Data provided —
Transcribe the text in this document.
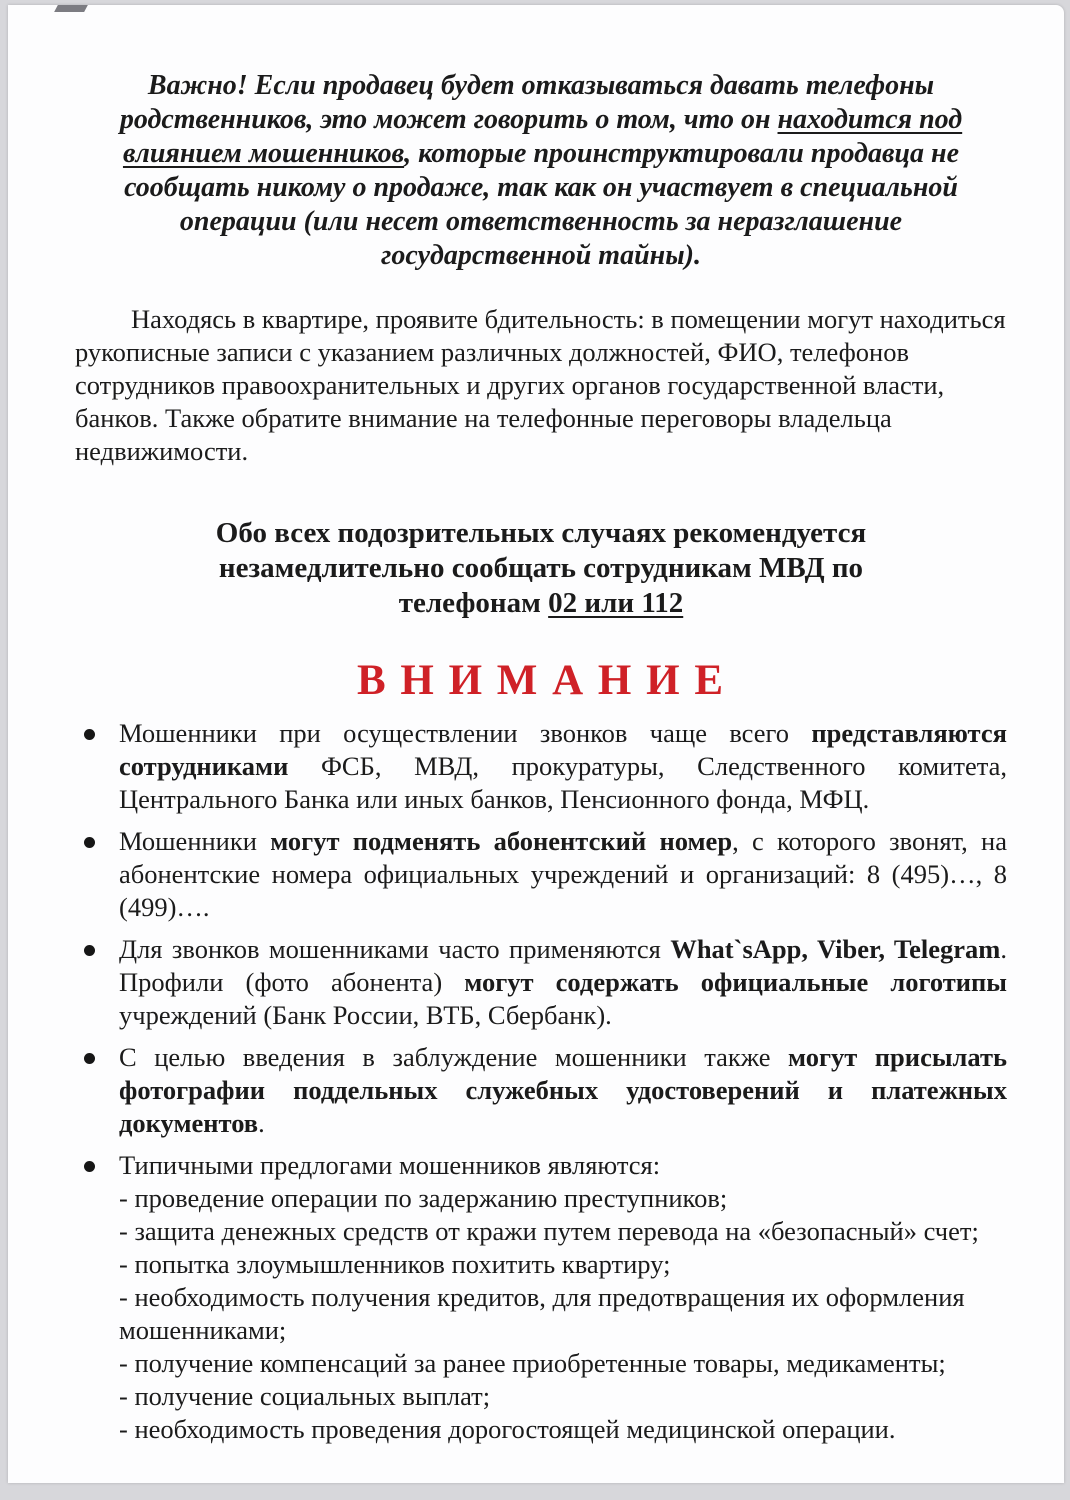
Важно! Если продавец будет отказываться давать телефоны родственников, это может говорить о том, что он находится под влиянием мошенников, которые проинструктировали продавца не сообщать никому о продаже, так как он участвует в специальной операции (или несет ответственность за неразглашение государственной тайны).
Находясь в квартире, проявите бдительность: в помещении могут находиться рукописные записи с указанием различных должностей, ФИО, телефонов сотрудников правоохранительных и других органов государственной власти, банков. Также обратите внимание на телефонные переговоры владельца недвижимости.
Обо всех подозрительных случаях рекомендуется незамедлительно сообщать сотрудникам МВД по телефонам 02 или 112
В Н И М А Н И Е
Мошенники при осуществлении звонков чаще всего представляются сотрудниками ФСБ, МВД, прокуратуры, Следственного комитета, Центрального Банка или иных банков, Пенсионного фонда, МФЦ.
Мошенники могут подменять абонентский номер, с которого звонят, на абонентские номера официальных учреждений и организаций: 8 (495)…, 8 (499)….
Для звонков мошенниками часто применяются What`sApp, Viber, Telegram. Профили (фото абонента) могут содержать официальные логотипы учреждений (Банк России, ВТБ, Сбербанк).
С целью введения в заблуждение мошенники также могут присылать фотографии поддельных служебных удостоверений и платежных документов.
Типичными предлогами мошенников являются:
- проведение операции по задержанию преступников;
- защита денежных средств от кражи путем перевода на «безопасный» счет;
- попытка злоумышленников похитить квартиру;
- необходимость получения кредитов, для предотвращения их оформления мошенниками;
- получение компенсаций за ранее приобретенные товары, медикаменты;
- получение социальных выплат;
- необходимость проведения дорогостоящей медицинской операции.
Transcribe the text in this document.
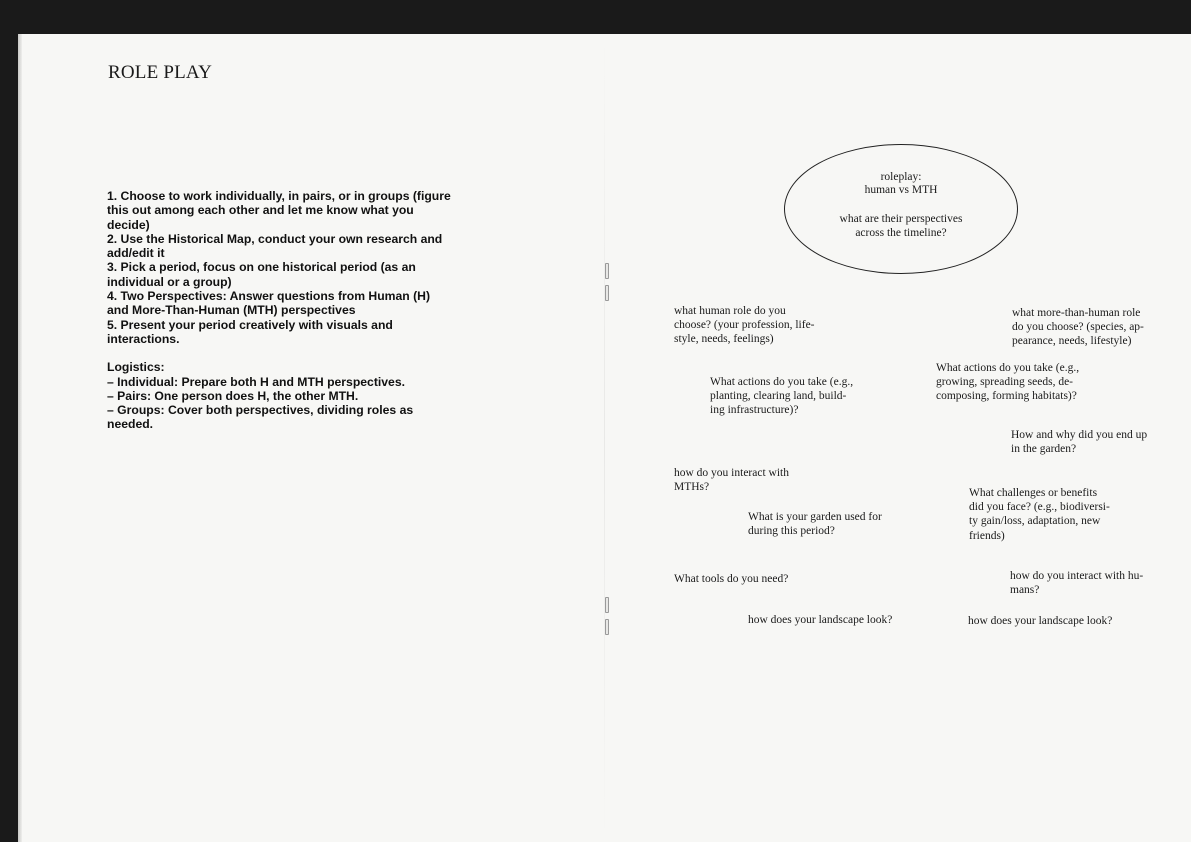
ROLE PLAY
1. Choose to work individually, in pairs, or in groups (figure
this out among each other and let me know what you
decide)
2. Use the Historical Map, conduct your own research and
add/edit it
3. Pick a period, focus on one historical period (as an
individual or a group)
4. Two Perspectives: Answer questions from Human (H)
and More-Than-Human (MTH) perspectives
5. Present your period creatively with visuals and
interactions.
Logistics:
– Individual: Prepare both H and MTH perspectives.
– Pairs: One person does H, the other MTH.
– Groups: Cover both perspectives, dividing roles as
needed.
roleplay:
human vs MTH
what are their perspectives
across the timeline?
what human role do you
choose? (your profession, life-
style, needs, feelings)
What actions do you take (e.g.,
planting, clearing land, build-
ing infrastructure)?
how do you interact with
MTHs?
What is your garden used for
during this period?
What tools do you need?
how does your landscape look?
what more-than-human role
do you choose? (species, ap-
pearance, needs, lifestyle)
What actions do you take (e.g.,
growing, spreading seeds, de-
composing, forming habitats)?
How and why did you end up
in the garden?
What challenges or benefits
did you face? (e.g., biodiversi-
ty gain/loss, adaptation, new
friends)
how do you interact with hu-
mans?
how does your landscape look?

Exercise requirements —
Count how many lines in the data contain the word "звонков", giving the number without comment.

Solution —
2